● PROBLEM:
Leaving out the pictures, transcribe all of the records faithfully.

>> START PROVIDED DATA

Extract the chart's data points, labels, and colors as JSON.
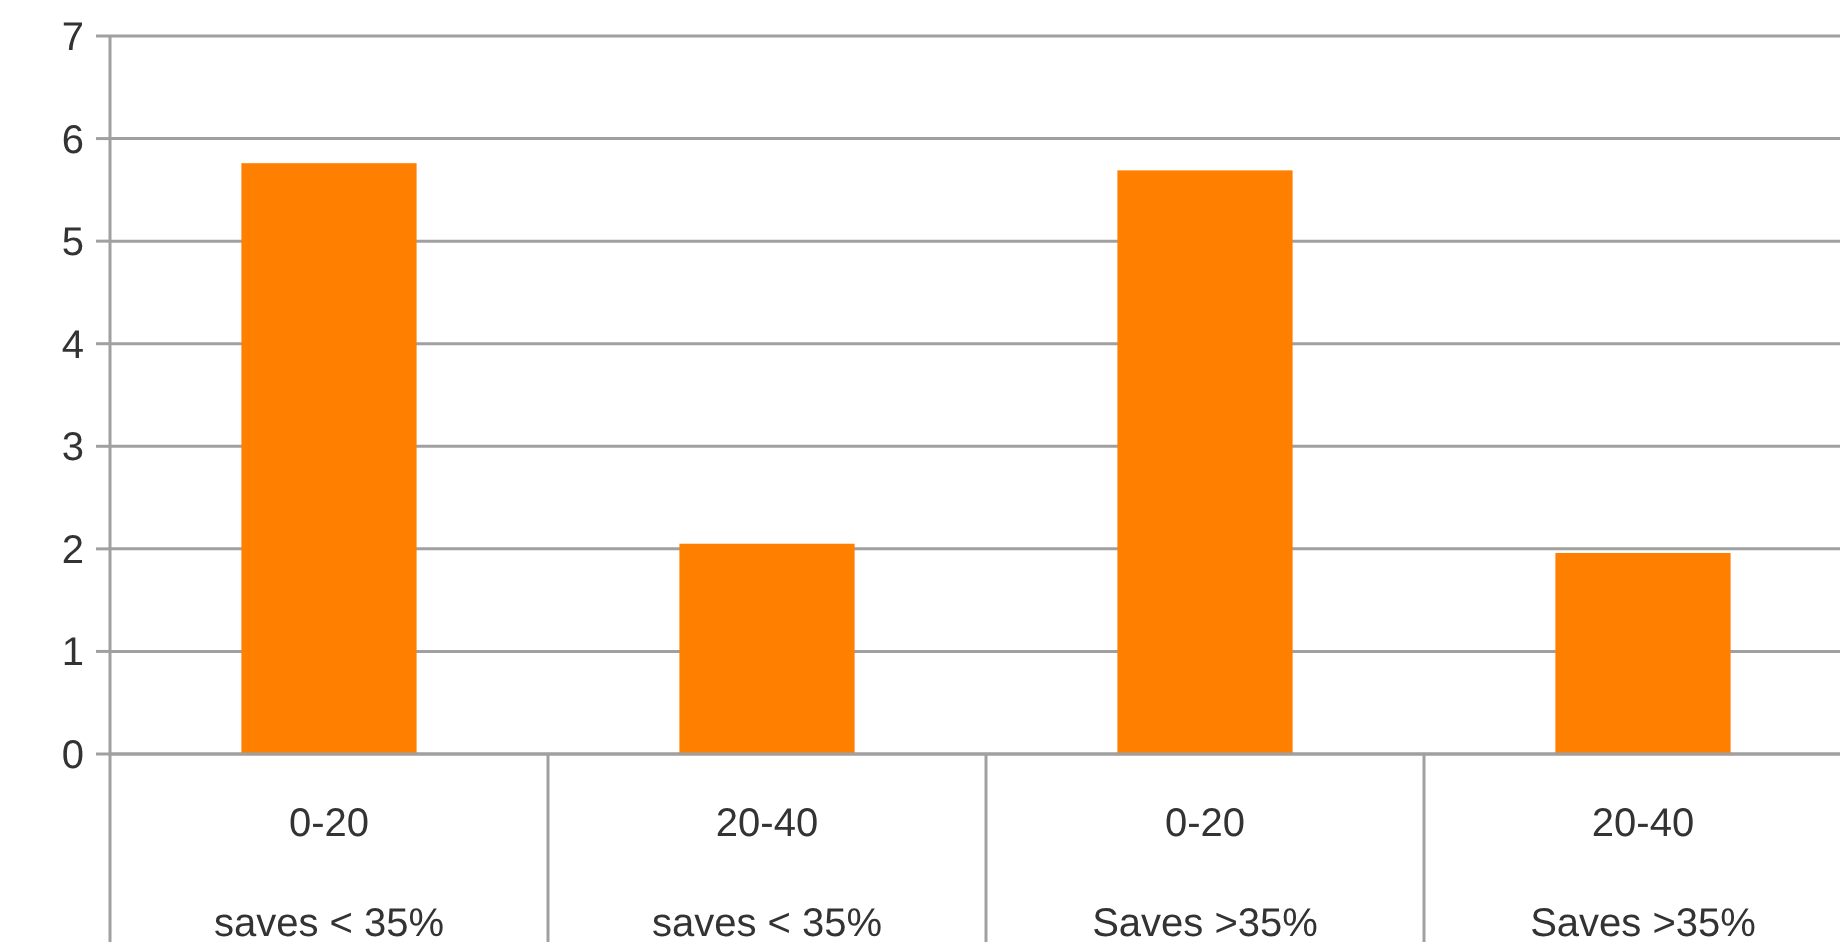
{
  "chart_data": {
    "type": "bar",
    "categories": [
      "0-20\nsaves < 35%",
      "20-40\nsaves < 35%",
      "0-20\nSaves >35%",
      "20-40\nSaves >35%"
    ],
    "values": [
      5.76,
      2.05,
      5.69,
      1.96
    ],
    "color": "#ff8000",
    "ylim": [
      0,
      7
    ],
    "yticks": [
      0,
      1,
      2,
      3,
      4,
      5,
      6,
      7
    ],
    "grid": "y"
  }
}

>> END PROVIDED DATA

● RESPONSE TO THE EXERCISE:
Extract the chart's data points, labels, and colors as JSON.
{
  "chart_data": {
    "type": "bar",
    "categories": [
      "0-20\nsaves < 35%",
      "20-40\nsaves < 35%",
      "0-20\nSaves >35%",
      "20-40\nSaves >35%"
    ],
    "values": [
      5.76,
      2.05,
      5.69,
      1.96
    ],
    "color": "#ff8000",
    "ylim": [
      0,
      7
    ],
    "yticks": [
      0,
      1,
      2,
      3,
      4,
      5,
      6,
      7
    ],
    "grid": "y"
  }
}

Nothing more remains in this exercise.